Here are some records; quote them exactly, leaving out the pictures.

Structured figure records:

START

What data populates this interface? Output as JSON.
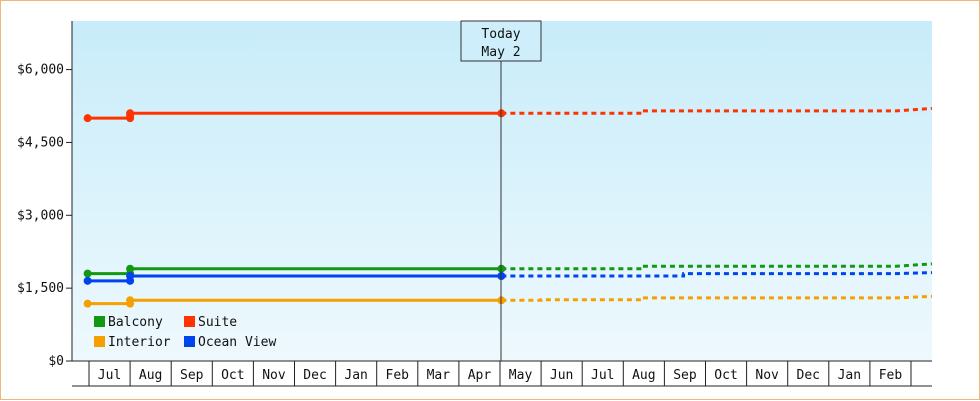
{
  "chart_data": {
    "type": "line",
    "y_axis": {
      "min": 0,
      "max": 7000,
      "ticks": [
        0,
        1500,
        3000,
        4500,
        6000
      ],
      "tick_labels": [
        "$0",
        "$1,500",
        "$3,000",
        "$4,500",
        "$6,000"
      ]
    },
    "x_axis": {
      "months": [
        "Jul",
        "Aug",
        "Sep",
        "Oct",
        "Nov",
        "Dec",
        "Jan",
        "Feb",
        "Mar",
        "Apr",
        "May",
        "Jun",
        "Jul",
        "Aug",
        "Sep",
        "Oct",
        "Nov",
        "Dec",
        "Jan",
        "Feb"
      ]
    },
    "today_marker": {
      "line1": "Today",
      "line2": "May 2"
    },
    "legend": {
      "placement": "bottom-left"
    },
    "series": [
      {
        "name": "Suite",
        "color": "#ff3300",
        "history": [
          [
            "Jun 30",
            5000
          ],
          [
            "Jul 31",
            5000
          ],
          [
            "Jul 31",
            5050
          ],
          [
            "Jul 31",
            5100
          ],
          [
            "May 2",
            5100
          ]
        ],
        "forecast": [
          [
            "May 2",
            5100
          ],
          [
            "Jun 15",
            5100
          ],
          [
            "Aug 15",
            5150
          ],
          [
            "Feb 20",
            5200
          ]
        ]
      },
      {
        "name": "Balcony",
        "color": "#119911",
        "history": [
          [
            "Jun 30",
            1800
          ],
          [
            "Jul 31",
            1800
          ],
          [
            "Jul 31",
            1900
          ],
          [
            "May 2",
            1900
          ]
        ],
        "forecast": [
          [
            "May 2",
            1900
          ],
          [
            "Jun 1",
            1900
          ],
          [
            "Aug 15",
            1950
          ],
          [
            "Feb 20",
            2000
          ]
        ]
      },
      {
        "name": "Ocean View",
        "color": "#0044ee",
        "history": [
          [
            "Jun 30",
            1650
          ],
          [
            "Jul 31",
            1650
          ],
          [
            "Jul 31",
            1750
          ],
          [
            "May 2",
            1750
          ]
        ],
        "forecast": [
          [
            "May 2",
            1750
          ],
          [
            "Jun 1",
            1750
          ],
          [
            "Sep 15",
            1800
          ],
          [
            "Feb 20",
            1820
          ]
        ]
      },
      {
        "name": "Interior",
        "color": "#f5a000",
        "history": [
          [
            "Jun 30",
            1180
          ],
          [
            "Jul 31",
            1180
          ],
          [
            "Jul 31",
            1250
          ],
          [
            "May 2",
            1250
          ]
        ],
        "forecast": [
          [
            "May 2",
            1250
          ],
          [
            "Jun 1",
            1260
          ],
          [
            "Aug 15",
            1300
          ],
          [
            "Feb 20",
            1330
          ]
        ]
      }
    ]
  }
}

END

Complete output:
What data populates this interface? Output as JSON.
{
  "chart_data": {
    "type": "line",
    "y_axis": {
      "min": 0,
      "max": 7000,
      "ticks": [
        0,
        1500,
        3000,
        4500,
        6000
      ],
      "tick_labels": [
        "$0",
        "$1,500",
        "$3,000",
        "$4,500",
        "$6,000"
      ]
    },
    "x_axis": {
      "months": [
        "Jul",
        "Aug",
        "Sep",
        "Oct",
        "Nov",
        "Dec",
        "Jan",
        "Feb",
        "Mar",
        "Apr",
        "May",
        "Jun",
        "Jul",
        "Aug",
        "Sep",
        "Oct",
        "Nov",
        "Dec",
        "Jan",
        "Feb"
      ]
    },
    "today_marker": {
      "line1": "Today",
      "line2": "May 2"
    },
    "legend": {
      "placement": "bottom-left"
    },
    "series": [
      {
        "name": "Suite",
        "color": "#ff3300",
        "history": [
          [
            "Jun 30",
            5000
          ],
          [
            "Jul 31",
            5000
          ],
          [
            "Jul 31",
            5050
          ],
          [
            "Jul 31",
            5100
          ],
          [
            "May 2",
            5100
          ]
        ],
        "forecast": [
          [
            "May 2",
            5100
          ],
          [
            "Jun 15",
            5100
          ],
          [
            "Aug 15",
            5150
          ],
          [
            "Feb 20",
            5200
          ]
        ]
      },
      {
        "name": "Balcony",
        "color": "#119911",
        "history": [
          [
            "Jun 30",
            1800
          ],
          [
            "Jul 31",
            1800
          ],
          [
            "Jul 31",
            1900
          ],
          [
            "May 2",
            1900
          ]
        ],
        "forecast": [
          [
            "May 2",
            1900
          ],
          [
            "Jun 1",
            1900
          ],
          [
            "Aug 15",
            1950
          ],
          [
            "Feb 20",
            2000
          ]
        ]
      },
      {
        "name": "Ocean View",
        "color": "#0044ee",
        "history": [
          [
            "Jun 30",
            1650
          ],
          [
            "Jul 31",
            1650
          ],
          [
            "Jul 31",
            1750
          ],
          [
            "May 2",
            1750
          ]
        ],
        "forecast": [
          [
            "May 2",
            1750
          ],
          [
            "Jun 1",
            1750
          ],
          [
            "Sep 15",
            1800
          ],
          [
            "Feb 20",
            1820
          ]
        ]
      },
      {
        "name": "Interior",
        "color": "#f5a000",
        "history": [
          [
            "Jun 30",
            1180
          ],
          [
            "Jul 31",
            1180
          ],
          [
            "Jul 31",
            1250
          ],
          [
            "May 2",
            1250
          ]
        ],
        "forecast": [
          [
            "May 2",
            1250
          ],
          [
            "Jun 1",
            1260
          ],
          [
            "Aug 15",
            1300
          ],
          [
            "Feb 20",
            1330
          ]
        ]
      }
    ]
  }
}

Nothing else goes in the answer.